── Records shown

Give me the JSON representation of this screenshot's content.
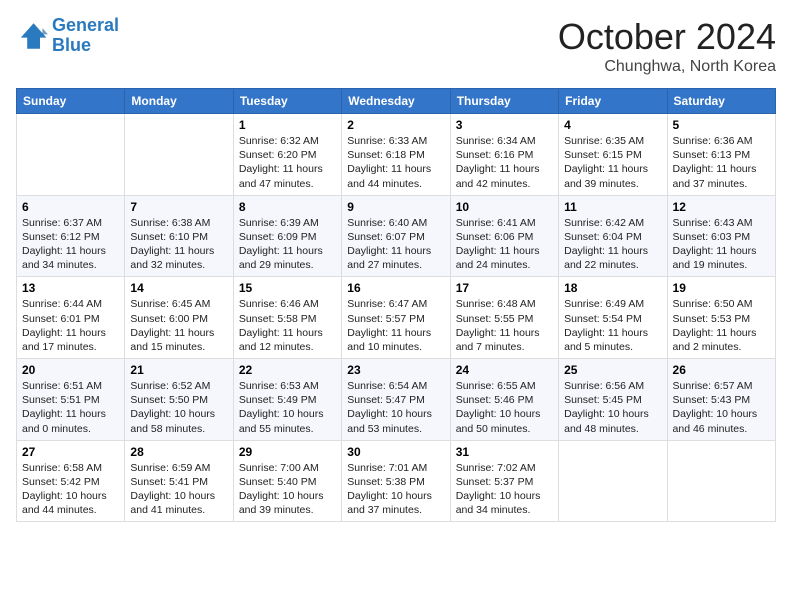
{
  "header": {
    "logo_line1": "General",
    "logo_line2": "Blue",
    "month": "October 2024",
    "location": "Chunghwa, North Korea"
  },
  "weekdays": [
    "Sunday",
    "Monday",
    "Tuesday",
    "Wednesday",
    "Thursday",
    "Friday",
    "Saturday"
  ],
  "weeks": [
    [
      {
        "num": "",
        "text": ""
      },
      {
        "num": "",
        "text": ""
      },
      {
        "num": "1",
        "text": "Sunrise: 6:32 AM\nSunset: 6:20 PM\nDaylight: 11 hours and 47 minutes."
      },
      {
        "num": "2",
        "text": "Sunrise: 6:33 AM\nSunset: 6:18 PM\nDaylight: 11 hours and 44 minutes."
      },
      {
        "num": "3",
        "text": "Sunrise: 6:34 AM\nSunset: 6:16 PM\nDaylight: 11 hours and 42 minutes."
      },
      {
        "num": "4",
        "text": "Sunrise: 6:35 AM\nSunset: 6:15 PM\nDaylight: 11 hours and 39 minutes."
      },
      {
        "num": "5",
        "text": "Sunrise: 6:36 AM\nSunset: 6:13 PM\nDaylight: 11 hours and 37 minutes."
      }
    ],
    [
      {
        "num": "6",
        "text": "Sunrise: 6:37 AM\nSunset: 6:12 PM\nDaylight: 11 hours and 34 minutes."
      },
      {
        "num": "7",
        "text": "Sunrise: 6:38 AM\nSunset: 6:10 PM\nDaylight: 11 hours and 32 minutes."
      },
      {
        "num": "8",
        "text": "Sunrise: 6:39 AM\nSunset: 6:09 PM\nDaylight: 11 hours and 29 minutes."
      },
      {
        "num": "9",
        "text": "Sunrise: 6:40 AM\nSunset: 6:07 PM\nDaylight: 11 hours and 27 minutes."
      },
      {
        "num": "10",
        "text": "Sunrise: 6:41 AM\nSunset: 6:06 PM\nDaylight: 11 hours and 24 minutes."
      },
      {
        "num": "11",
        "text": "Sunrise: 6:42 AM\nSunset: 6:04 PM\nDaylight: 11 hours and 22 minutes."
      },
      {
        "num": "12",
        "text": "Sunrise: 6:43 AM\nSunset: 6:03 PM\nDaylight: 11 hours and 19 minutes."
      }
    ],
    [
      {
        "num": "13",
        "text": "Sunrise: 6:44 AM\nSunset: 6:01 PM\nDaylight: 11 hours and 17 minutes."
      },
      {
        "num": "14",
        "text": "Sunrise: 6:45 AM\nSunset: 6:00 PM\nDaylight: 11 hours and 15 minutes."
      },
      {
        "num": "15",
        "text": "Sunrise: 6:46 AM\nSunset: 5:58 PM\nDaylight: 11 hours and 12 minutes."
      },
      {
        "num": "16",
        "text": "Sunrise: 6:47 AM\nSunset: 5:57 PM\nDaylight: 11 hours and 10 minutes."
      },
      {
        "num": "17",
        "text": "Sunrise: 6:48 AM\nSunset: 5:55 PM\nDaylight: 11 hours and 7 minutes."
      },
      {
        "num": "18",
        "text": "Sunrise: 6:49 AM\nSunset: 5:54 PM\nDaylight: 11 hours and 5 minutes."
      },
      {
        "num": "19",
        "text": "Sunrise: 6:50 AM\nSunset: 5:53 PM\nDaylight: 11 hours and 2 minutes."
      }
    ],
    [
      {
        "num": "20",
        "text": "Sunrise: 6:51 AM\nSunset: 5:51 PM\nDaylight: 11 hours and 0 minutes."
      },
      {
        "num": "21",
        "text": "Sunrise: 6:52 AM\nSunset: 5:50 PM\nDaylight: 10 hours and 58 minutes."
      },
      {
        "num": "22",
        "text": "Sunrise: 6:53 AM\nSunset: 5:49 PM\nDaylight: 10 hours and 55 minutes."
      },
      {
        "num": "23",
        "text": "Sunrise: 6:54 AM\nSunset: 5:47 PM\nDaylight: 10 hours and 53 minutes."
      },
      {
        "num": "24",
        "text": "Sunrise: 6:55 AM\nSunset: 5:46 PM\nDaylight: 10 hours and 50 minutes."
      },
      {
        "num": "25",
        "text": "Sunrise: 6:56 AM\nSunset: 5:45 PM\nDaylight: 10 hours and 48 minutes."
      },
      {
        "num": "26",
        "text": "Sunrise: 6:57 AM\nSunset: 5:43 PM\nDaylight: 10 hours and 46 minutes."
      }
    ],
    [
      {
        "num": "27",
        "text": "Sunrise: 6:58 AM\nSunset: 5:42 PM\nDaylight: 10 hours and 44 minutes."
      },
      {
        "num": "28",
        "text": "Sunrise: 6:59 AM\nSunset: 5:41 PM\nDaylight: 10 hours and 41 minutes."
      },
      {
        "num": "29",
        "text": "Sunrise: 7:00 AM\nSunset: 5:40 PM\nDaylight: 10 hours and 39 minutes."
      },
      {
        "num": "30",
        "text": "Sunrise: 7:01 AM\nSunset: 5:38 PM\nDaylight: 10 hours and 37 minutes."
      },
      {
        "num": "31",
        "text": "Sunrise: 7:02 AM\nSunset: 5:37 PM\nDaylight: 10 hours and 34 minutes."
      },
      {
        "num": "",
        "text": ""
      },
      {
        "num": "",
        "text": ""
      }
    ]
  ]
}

────
── Records shown

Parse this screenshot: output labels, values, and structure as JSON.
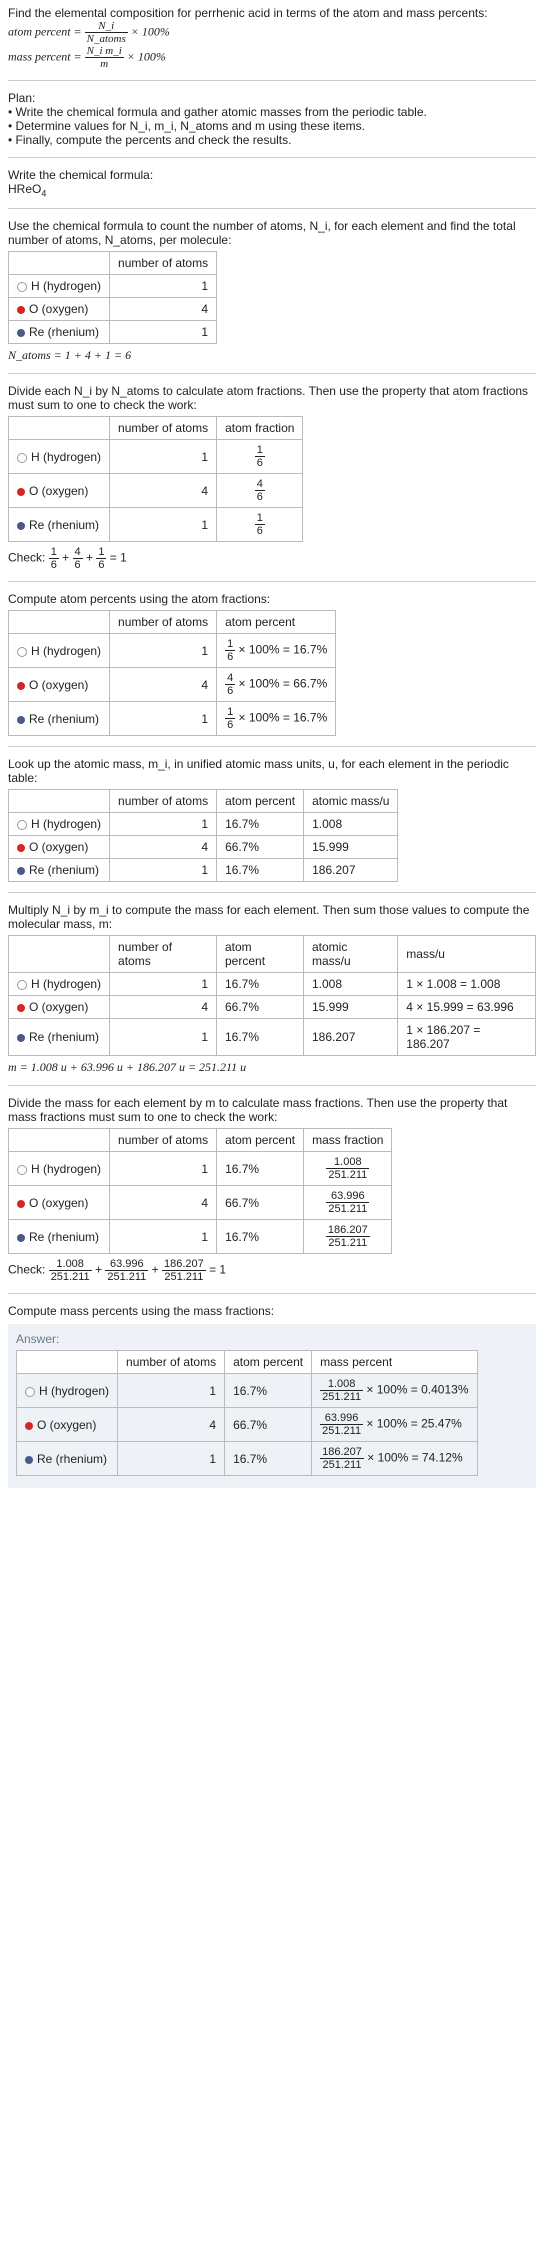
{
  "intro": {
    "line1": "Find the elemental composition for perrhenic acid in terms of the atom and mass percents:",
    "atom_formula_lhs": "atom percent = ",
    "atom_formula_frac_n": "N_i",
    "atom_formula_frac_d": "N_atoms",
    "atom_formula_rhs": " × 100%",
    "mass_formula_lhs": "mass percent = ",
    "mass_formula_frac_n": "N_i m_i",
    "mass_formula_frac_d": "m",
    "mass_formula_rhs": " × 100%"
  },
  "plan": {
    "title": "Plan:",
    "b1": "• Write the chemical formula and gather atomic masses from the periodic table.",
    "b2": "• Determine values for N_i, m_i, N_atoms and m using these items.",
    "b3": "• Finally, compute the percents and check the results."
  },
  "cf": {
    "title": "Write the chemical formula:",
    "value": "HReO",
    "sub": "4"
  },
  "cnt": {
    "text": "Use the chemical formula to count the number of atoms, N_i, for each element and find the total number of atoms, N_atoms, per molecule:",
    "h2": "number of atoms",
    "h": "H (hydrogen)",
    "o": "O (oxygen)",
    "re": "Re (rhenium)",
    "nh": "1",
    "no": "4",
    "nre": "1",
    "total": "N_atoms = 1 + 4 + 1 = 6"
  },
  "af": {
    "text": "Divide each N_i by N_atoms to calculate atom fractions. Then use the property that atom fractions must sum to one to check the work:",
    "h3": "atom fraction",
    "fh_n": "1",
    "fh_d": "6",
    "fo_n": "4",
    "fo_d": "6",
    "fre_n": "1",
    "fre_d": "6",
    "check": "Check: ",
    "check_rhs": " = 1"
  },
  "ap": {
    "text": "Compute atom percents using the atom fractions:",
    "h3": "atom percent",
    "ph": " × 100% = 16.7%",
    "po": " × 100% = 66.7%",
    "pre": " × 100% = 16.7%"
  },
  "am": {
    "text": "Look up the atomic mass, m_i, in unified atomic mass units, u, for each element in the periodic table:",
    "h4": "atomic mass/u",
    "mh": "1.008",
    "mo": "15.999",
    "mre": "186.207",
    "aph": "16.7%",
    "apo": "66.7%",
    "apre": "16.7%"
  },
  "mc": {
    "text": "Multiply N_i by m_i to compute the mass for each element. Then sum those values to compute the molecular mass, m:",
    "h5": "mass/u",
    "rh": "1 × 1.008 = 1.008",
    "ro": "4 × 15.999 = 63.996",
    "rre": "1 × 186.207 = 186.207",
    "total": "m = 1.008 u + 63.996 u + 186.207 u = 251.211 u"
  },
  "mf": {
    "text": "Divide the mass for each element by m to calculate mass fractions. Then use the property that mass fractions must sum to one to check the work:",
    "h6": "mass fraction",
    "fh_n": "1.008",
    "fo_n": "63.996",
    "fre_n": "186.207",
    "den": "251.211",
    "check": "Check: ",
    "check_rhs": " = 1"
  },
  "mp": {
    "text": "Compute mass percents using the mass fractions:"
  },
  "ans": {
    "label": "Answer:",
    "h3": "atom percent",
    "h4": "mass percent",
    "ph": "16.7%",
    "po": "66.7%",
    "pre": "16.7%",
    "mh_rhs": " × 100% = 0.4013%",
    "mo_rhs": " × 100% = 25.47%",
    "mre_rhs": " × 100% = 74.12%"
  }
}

────

### What you will do:
Some lines of the data above may hold the word "this"; report how many do, and nothing else.

### Written solution:
2